Text>
****
About 35 years ago Noreen and I made a deliberate and considered decision not to have children. Instead we said that we would always be available for our friends, their children, etc. if and when they needed us.
All our friends know this (at least they all should know this!); most have been told at some appropriate time. And as the younger ones reach an age to properly understand (generally around 15-16, but sometimes earlier), we have a quiet conversation with them about it. What we say is ad lib but generally something like:

Know that we are here if you ever need us. No parents, however good they are (and our friends really are brilliant parents) can provide everything a child needs. However open, frank and honest your relationship with your parents there will always be something you don’t want to talk them about – but something you would like to discuss with someone detached and outside the family. That is what we are here for. You can come and talk to us at any time and about anything; literally anything: boyfriend/girlfriend problems, exam worries, sexuality; if you’re in trouble and need bailing out of the police station; if you need a bed for the night; if you want to talk about life and what direction you’re going; or you just want someone to talk to. Remember, we may be geriatrics, but we’ve been there ourselves. We were students in the heady hippie days of the late-60s/early-70s so we’ve either done it or we have a friend who has. You are very unlikely to shock us – one way or another we’ve encountered most things. We don’t do judgement. And we aren’t going to tell you what you must do. We’re here to listen and to help you work through whatever is worrying you. Just pick up the phone or turn up on our doorstep (call first if you can to ensure we’re at home) at any time; day or night. And most importantly anything you tell us is in complete confidence; it will not be repeated to your parents/family/friends unless you specifically ask that it is. This is what we are here for and why we chose not to have children of our own. Here’s a card with our contact details; put it in your wallet and keep it in case you ever need it.
****
Data listing:
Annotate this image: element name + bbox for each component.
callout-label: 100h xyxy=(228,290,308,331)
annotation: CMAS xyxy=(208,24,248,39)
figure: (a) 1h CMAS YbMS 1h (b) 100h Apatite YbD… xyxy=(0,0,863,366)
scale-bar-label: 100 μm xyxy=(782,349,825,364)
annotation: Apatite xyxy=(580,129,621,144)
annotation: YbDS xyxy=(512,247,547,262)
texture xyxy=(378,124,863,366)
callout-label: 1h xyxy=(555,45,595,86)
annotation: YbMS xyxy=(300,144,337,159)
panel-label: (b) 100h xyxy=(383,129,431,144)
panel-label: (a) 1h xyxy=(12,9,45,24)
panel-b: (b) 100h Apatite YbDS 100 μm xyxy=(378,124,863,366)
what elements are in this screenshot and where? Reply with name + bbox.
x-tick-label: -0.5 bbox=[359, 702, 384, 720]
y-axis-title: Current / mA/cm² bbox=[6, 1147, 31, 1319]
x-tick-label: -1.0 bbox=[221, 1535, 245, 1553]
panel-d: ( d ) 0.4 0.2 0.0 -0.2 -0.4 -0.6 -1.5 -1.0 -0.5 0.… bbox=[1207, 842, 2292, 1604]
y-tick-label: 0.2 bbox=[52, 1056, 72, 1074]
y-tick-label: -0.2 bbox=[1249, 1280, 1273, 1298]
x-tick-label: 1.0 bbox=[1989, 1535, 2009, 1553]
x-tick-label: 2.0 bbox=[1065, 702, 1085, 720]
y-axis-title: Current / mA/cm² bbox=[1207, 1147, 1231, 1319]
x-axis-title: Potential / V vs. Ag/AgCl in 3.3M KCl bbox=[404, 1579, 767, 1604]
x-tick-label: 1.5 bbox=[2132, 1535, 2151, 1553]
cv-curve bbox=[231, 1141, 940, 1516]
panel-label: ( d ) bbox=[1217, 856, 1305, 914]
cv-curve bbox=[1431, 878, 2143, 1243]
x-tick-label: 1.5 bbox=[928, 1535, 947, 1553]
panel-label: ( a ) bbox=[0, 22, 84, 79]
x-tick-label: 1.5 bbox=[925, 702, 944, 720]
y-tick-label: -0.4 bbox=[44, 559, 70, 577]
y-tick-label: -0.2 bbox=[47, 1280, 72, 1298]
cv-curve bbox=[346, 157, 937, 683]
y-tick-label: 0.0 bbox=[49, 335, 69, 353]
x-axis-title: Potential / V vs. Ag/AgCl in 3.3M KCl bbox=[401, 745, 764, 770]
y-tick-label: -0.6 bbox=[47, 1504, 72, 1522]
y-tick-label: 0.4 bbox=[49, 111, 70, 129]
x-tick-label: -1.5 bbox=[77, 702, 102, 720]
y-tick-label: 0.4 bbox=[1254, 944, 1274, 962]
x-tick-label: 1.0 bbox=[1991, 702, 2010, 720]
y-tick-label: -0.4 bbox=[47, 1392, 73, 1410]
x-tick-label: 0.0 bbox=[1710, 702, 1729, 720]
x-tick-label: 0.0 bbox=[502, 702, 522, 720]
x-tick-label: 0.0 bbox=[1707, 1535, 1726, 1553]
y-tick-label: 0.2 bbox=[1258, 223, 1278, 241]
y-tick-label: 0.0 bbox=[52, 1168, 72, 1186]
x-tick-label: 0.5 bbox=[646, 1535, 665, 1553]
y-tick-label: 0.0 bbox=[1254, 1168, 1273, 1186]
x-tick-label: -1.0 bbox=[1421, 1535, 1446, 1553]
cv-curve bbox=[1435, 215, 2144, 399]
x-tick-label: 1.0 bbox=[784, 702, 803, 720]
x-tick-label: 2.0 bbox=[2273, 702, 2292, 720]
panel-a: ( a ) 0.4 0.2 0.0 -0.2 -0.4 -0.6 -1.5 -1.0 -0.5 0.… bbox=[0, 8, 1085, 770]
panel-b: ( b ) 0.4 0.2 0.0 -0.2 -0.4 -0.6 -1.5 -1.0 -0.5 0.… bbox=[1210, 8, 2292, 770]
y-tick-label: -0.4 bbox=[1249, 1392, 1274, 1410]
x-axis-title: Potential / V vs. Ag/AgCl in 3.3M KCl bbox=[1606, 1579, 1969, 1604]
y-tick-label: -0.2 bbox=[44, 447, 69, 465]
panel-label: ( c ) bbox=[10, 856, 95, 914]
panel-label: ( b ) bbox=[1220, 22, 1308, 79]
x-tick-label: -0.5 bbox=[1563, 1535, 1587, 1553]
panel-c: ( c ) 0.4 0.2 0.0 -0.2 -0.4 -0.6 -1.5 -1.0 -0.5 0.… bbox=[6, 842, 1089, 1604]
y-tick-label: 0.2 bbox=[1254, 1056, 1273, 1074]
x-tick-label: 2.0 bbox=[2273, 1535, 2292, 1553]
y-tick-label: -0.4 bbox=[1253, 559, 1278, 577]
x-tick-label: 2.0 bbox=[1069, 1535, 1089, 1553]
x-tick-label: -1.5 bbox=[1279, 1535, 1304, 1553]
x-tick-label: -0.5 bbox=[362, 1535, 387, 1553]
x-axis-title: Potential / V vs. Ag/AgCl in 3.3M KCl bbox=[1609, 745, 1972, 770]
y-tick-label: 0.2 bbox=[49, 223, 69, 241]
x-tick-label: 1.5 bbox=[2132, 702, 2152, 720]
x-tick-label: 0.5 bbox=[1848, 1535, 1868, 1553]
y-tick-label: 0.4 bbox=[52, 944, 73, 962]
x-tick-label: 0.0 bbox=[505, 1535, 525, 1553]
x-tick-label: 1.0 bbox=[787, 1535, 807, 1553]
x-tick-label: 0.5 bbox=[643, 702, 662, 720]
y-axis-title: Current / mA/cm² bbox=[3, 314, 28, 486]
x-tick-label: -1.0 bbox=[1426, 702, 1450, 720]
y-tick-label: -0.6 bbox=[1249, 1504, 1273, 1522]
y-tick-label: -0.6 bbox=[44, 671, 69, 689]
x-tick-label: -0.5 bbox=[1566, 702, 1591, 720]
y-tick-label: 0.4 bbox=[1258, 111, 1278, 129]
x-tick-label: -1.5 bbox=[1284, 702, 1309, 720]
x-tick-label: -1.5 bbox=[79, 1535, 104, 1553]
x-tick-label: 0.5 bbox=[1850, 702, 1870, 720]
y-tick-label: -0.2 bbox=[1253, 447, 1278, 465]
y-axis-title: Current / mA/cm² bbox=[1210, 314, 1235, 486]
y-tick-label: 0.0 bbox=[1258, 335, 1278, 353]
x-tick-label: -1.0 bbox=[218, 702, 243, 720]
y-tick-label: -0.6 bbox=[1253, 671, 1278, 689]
****
Given exercise>
Pull out the entire text above about choosing not to have children, reproducing it word for word.

Solution to the problem>
About 35 years ago Noreen and I made a deliberate and considered decision not to have children. Instead we said that we would always be available for our friends, their children, etc. if and when they needed us.
All our friends know this (at least they all should know this!); most have been told at some appropriate time. And as the younger ones reach an age to properly understand (generally around 15-16, but sometimes earlier), we have a quiet conversation with them about it. What we say is ad lib but generally something like:

Know that we are here if you ever need us. No parents, however good they are (and our friends really are brilliant parents) can provide everything a child needs. However open, frank and honest your relationship with your parents there will always be something you don’t want to talk them about – but something you would like to discuss with someone detached and outside the family. That is what we are here for. You can come and talk to us at any time and about anything; literally anything: boyfriend/girlfriend problems, exam worries, sexuality; if you’re in trouble and need bailing out of the police station; if you need a bed for the night; if you want to talk about life and what direction you’re going; or you just want someone to talk to. Remember, we may be geriatrics, but we’ve been there ourselves. We were students in the heady hippie days of the late-60s/early-70s so we’ve either done it or we have a friend who has. You are very unlikely to shock us – one way or another we’ve encountered most things. We don’t do judgement. And we aren’t going to tell you what you must do. We’re here to listen and to help you work through whatever is worrying you. Just pick up the phone or turn up on our doorstep (call first if you can to ensure we’re at home) at any time; day or night. And most importantly anything you tell us is in complete confidence; it will not be repeated to your parents/family/friends unless you specifically ask that it is. This is what we are here for and why we chose not to have children of our own. Here’s a card with our contact details; put it in your wallet and keep it in case you ever need it.